Print all the entries verbatim.

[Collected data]
--
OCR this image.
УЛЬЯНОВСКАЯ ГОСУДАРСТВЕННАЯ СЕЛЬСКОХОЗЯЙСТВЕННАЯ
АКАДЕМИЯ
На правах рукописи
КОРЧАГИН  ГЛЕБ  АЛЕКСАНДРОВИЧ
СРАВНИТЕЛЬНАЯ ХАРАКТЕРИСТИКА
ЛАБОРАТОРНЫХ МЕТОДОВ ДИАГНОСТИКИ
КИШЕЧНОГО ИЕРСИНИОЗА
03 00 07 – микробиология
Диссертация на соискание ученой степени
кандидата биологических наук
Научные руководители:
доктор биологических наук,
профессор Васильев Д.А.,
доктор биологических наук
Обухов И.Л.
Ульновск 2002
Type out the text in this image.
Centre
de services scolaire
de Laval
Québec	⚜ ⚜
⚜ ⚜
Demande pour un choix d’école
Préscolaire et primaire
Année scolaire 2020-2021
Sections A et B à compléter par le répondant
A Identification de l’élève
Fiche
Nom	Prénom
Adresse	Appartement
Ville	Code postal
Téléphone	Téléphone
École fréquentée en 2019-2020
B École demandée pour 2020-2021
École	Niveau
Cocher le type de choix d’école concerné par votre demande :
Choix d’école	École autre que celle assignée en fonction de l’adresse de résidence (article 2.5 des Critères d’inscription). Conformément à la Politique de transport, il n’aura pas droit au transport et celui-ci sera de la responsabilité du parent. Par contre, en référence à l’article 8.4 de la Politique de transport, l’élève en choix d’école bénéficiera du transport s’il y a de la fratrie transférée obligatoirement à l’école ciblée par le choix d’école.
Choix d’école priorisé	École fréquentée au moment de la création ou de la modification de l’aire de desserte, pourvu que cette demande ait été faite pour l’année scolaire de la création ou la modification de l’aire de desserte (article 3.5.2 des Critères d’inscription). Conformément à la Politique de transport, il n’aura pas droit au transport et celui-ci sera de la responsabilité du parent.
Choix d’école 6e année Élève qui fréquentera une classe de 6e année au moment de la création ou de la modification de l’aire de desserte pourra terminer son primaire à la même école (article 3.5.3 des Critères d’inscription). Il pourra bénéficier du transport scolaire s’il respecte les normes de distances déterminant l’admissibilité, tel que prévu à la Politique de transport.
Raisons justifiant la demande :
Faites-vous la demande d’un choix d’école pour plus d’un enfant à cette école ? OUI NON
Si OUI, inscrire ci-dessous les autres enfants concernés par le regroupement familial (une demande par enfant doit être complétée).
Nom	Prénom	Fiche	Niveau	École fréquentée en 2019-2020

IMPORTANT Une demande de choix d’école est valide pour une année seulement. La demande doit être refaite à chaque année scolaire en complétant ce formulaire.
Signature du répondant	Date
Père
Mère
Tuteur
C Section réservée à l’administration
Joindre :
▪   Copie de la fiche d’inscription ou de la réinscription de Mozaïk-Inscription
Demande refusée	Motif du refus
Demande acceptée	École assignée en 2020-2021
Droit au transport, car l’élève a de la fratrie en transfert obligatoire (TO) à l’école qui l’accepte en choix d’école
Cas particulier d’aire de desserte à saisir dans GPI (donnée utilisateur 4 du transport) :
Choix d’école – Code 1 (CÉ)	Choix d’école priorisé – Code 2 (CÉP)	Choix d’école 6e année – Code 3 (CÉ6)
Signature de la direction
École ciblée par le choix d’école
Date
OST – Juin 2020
--
- [Task answer]:
OCR this image.
УЛЬЯНОВСКАЯ ГОСУДАРСТВЕННАЯ СЕЛЬСКОХОЗЯЙСТВЕННАЯ
АКАДЕМИЯ
На правах рукописи
КОРЧАГИН  ГЛЕБ  АЛЕКСАНДРОВИЧ
СРАВНИТЕЛЬНАЯ ХАРАКТЕРИСТИКА
ЛАБОРАТОРНЫХ МЕТОДОВ ДИАГНОСТИКИ
КИШЕЧНОГО ИЕРСИНИОЗА
03 00 07 – микробиология
Диссертация на соискание ученой степени
кандидата биологических наук
Научные руководители:
доктор биологических наук,
профессор Васильев Д.А.,
доктор биологических наук
Обухов И.Л.
Ульновск 2002
Type out the text in this image.
Centre
de services scolaire
de Laval
Québec	⚜ ⚜
⚜ ⚜
Demande pour un choix d’école
Préscolaire et primaire
Année scolaire 2020-2021
Sections A et B à compléter par le répondant
A Identification de l’élève
Fiche
Nom	Prénom
Adresse	Appartement
Ville	Code postal
Téléphone	Téléphone
École fréquentée en 2019-2020
B École demandée pour 2020-2021
École	Niveau
Cocher le type de choix d’école concerné par votre demande :
Choix d’école	École autre que celle assignée en fonction de l’adresse de résidence (article 2.5 des Critères d’inscription). Conformément à la Politique de transport, il n’aura pas droit au transport et celui-ci sera de la responsabilité du parent. Par contre, en référence à l’article 8.4 de la Politique de transport, l’élève en choix d’école bénéficiera du transport s’il y a de la fratrie transférée obligatoirement à l’école ciblée par le choix d’école.
Choix d’école priorisé	École fréquentée au moment de la création ou de la modification de l’aire de desserte, pourvu que cette demande ait été faite pour l’année scolaire de la création ou la modification de l’aire de desserte (article 3.5.2 des Critères d’inscription). Conformément à la Politique de transport, il n’aura pas droit au transport et celui-ci sera de la responsabilité du parent.
Choix d’école 6e année Élève qui fréquentera une classe de 6e année au moment de la création ou de la modification de l’aire de desserte pourra terminer son primaire à la même école (article 3.5.3 des Critères d’inscription). Il pourra bénéficier du transport scolaire s’il respecte les normes de distances déterminant l’admissibilité, tel que prévu à la Politique de transport.
Raisons justifiant la demande :
Faites-vous la demande d’un choix d’école pour plus d’un enfant à cette école ? OUI NON
Si OUI, inscrire ci-dessous les autres enfants concernés par le regroupement familial (une demande par enfant doit être complétée).
Nom	Prénom	Fiche	Niveau	École fréquentée en 2019-2020

IMPORTANT Une demande de choix d’école est valide pour une année seulement. La demande doit être refaite à chaque année scolaire en complétant ce formulaire.
Signature du répondant	Date
Père
Mère
Tuteur
C Section réservée à l’administration
Joindre :
▪   Copie de la fiche d’inscription ou de la réinscription de Mozaïk-Inscription
Demande refusée	Motif du refus
Demande acceptée	École assignée en 2020-2021
Droit au transport, car l’élève a de la fratrie en transfert obligatoire (TO) à l’école qui l’accepte en choix d’école
Cas particulier d’aire de desserte à saisir dans GPI (donnée utilisateur 4 du transport) :
Choix d’école – Code 1 (CÉ)	Choix d’école priorisé – Code 2 (CÉP)	Choix d’école 6e année – Code 3 (CÉ6)
Signature de la direction
École ciblée par le choix d’école
Date
OST – Juin 2020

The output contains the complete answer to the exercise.